- **THE TASK**:
List all the lines in these records that hold "color".

- **INFORMATION SUPPLIED**:
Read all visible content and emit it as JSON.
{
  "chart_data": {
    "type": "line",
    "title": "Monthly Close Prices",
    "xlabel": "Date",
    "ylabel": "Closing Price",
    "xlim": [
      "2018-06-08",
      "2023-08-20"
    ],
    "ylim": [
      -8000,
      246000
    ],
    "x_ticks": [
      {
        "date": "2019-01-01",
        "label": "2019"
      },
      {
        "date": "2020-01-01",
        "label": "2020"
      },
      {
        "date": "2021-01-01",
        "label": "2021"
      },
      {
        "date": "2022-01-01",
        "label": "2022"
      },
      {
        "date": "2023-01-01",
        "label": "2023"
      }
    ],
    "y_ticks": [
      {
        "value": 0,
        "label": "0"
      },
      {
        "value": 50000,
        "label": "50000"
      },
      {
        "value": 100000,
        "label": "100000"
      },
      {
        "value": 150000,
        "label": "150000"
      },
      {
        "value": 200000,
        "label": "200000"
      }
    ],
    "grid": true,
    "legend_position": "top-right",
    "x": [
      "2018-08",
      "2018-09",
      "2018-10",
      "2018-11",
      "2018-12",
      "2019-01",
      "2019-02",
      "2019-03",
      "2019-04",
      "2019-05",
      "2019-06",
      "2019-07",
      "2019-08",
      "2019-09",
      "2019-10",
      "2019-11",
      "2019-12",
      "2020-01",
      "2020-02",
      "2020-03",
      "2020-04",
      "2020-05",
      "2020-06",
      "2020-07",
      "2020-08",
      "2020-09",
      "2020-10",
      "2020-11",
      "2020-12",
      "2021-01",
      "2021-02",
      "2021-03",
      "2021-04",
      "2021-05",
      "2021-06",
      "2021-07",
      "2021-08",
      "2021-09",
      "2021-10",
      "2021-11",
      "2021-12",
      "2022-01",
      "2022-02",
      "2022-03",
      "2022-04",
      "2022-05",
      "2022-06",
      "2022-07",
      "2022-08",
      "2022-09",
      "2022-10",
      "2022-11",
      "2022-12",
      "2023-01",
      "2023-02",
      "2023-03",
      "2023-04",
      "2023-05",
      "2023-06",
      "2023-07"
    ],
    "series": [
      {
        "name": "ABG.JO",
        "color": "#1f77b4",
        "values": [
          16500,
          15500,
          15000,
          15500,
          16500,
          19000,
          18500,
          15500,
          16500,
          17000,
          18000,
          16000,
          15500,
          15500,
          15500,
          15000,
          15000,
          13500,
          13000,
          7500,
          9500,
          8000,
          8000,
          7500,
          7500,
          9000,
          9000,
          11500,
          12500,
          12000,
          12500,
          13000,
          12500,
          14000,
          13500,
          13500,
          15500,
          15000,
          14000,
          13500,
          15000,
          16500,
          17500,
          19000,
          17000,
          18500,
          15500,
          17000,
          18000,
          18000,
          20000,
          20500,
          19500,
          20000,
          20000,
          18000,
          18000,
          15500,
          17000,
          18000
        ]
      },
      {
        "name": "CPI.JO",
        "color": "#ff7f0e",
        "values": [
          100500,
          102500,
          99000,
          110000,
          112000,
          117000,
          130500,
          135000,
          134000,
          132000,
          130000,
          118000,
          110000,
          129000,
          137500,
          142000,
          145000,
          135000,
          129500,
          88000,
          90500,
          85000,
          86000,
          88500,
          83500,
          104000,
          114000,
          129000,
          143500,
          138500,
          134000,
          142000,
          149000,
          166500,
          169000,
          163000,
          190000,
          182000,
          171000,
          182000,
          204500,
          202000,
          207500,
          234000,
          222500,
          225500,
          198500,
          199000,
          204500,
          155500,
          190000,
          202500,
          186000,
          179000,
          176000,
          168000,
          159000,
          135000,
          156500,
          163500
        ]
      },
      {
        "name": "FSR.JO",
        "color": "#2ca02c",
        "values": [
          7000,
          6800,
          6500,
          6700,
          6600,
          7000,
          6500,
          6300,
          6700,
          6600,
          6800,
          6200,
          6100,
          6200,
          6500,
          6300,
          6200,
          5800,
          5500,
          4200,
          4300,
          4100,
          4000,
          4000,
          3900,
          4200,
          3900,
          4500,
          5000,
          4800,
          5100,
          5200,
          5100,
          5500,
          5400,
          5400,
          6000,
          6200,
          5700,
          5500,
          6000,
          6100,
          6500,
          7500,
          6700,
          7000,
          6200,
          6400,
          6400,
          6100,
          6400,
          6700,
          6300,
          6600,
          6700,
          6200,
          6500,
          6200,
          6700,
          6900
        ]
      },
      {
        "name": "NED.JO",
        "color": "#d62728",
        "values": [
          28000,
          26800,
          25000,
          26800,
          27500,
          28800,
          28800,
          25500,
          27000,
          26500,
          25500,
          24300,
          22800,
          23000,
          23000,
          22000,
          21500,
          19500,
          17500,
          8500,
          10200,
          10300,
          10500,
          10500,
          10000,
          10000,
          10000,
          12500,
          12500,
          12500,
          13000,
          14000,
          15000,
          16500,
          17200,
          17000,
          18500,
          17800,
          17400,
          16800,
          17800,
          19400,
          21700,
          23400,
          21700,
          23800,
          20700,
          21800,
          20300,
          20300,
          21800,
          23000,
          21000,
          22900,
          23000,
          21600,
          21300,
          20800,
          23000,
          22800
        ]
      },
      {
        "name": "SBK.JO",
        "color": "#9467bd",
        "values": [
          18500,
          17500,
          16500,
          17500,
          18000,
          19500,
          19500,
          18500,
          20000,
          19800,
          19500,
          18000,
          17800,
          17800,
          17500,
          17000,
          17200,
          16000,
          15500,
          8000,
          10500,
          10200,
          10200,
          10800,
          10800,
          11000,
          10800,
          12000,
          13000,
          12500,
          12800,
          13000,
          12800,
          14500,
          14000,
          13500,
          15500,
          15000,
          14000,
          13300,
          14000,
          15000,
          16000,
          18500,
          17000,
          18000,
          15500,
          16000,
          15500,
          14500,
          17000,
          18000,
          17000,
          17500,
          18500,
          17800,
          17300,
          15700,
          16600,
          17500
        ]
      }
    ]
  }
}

- **RESPONSE TO THE EXERCISE**:
        "color": "#1f77b4",
        "color": "#ff7f0e",
        "color": "#2ca02c",
        "color": "#d62728",
        "color": "#9467bd",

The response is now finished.